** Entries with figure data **
%%
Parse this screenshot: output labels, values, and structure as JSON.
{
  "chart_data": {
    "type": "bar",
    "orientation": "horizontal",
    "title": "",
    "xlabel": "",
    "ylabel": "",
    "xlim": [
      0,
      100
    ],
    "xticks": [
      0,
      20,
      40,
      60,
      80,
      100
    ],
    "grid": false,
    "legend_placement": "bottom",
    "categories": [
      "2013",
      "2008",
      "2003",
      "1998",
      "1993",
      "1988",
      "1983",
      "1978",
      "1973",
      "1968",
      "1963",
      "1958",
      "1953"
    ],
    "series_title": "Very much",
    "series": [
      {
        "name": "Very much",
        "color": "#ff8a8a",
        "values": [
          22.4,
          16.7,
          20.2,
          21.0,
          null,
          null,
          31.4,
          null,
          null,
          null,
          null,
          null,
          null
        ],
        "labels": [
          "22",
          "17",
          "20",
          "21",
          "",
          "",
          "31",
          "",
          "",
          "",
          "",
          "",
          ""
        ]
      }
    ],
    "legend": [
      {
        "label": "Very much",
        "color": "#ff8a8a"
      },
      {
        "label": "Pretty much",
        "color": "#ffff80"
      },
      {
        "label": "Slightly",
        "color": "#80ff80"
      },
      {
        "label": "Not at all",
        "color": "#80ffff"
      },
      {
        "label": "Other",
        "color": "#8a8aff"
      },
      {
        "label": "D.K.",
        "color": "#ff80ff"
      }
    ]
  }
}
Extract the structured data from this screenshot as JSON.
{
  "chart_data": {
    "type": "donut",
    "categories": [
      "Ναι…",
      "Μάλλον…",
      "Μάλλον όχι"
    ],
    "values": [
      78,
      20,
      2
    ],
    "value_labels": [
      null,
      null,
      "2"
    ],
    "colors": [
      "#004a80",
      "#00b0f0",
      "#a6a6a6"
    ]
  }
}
%%
** WHAT NEEDS TO BE DONE **
Reproduce the entries above in full, verbatim.

** RESPONSE BELOW **
Parse this screenshot: output labels, values, and structure as JSON.
{
  "chart_data": {
    "type": "bar",
    "orientation": "horizontal",
    "title": "",
    "xlabel": "",
    "ylabel": "",
    "xlim": [
      0,
      100
    ],
    "xticks": [
      0,
      20,
      40,
      60,
      80,
      100
    ],
    "grid": false,
    "legend_placement": "bottom",
    "categories": [
      "2013",
      "2008",
      "2003",
      "1998",
      "1993",
      "1988",
      "1983",
      "1978",
      "1973",
      "1968",
      "1963",
      "1958",
      "1953"
    ],
    "series_title": "Very much",
    "series": [
      {
        "name": "Very much",
        "color": "#ff8a8a",
        "values": [
          22.4,
          16.7,
          20.2,
          21.0,
          null,
          null,
          31.4,
          null,
          null,
          null,
          null,
          null,
          null
        ],
        "labels": [
          "22",
          "17",
          "20",
          "21",
          "",
          "",
          "31",
          "",
          "",
          "",
          "",
          "",
          ""
        ]
      }
    ],
    "legend": [
      {
        "label": "Very much",
        "color": "#ff8a8a"
      },
      {
        "label": "Pretty much",
        "color": "#ffff80"
      },
      {
        "label": "Slightly",
        "color": "#80ff80"
      },
      {
        "label": "Not at all",
        "color": "#80ffff"
      },
      {
        "label": "Other",
        "color": "#8a8aff"
      },
      {
        "label": "D.K.",
        "color": "#ff80ff"
      }
    ]
  }
}
Extract the structured data from this screenshot as JSON.
{
  "chart_data": {
    "type": "donut",
    "categories": [
      "Ναι…",
      "Μάλλον…",
      "Μάλλον όχι"
    ],
    "values": [
      78,
      20,
      2
    ],
    "value_labels": [
      null,
      null,
      "2"
    ],
    "colors": [
      "#004a80",
      "#00b0f0",
      "#a6a6a6"
    ]
  }
}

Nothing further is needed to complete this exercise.